What the task asks -
Beginning at the line with "Extract the structured", output each line to the end of the listing below exactly, please.

── Exercise inputs ──

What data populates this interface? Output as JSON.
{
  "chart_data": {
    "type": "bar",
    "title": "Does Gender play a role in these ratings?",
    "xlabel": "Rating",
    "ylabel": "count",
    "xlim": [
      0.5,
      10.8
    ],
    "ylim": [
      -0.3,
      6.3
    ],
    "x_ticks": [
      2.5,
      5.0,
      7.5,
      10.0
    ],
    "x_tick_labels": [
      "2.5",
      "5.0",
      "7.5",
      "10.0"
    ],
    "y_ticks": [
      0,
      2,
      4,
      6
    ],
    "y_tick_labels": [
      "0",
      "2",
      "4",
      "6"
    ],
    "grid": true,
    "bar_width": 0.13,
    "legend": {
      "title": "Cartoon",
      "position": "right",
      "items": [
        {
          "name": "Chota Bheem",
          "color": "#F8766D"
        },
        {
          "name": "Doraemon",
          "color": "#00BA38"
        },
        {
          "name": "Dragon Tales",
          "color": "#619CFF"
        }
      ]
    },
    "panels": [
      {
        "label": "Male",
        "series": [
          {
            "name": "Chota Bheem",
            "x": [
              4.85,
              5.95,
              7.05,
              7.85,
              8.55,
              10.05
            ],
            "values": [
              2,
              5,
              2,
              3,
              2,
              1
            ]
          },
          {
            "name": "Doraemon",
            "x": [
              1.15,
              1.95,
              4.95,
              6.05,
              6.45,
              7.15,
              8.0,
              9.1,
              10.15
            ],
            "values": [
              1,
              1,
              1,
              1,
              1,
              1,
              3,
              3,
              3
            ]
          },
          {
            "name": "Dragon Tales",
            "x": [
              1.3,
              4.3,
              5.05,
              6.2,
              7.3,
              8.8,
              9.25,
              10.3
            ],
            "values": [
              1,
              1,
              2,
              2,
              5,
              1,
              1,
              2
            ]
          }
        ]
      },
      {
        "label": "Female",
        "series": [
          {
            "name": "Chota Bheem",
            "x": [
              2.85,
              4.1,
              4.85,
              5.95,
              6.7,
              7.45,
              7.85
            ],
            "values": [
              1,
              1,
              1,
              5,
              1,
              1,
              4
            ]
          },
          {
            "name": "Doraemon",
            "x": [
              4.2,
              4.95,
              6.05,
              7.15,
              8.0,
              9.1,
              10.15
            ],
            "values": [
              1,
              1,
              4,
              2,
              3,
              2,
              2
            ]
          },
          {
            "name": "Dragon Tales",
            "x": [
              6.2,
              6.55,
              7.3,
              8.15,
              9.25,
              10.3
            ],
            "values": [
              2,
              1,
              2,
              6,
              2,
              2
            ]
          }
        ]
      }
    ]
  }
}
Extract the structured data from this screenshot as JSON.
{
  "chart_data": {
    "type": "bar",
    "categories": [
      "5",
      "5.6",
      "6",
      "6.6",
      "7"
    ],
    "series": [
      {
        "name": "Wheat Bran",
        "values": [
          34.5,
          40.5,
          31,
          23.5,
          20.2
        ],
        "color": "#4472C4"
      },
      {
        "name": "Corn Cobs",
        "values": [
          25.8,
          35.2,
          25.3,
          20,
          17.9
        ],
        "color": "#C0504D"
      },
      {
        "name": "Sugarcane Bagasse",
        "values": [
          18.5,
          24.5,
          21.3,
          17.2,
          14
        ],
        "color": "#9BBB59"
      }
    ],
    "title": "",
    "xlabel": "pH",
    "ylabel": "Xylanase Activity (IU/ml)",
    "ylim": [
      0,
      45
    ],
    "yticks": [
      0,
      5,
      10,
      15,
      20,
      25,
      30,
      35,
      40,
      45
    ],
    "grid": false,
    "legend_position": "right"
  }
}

───

Complete output -
Extract the structured data from this screenshot as JSON.
{
  "chart_data": {
    "type": "bar",
    "categories": [
      "5",
      "5.6",
      "6",
      "6.6",
      "7"
    ],
    "series": [
      {
        "name": "Wheat Bran",
        "values": [
          34.5,
          40.5,
          31,
          23.5,
          20.2
        ],
        "color": "#4472C4"
      },
      {
        "name": "Corn Cobs",
        "values": [
          25.8,
          35.2,
          25.3,
          20,
          17.9
        ],
        "color": "#C0504D"
      },
      {
        "name": "Sugarcane Bagasse",
        "values": [
          18.5,
          24.5,
          21.3,
          17.2,
          14
        ],
        "color": "#9BBB59"
      }
    ],
    "title": "",
    "xlabel": "pH",
    "ylabel": "Xylanase Activity (IU/ml)",
    "ylim": [
      0,
      45
    ],
    "yticks": [
      0,
      5,
      10,
      15,
      20,
      25,
      30,
      35,
      40,
      45
    ],
    "grid": false,
    "legend_position": "right"
  }
}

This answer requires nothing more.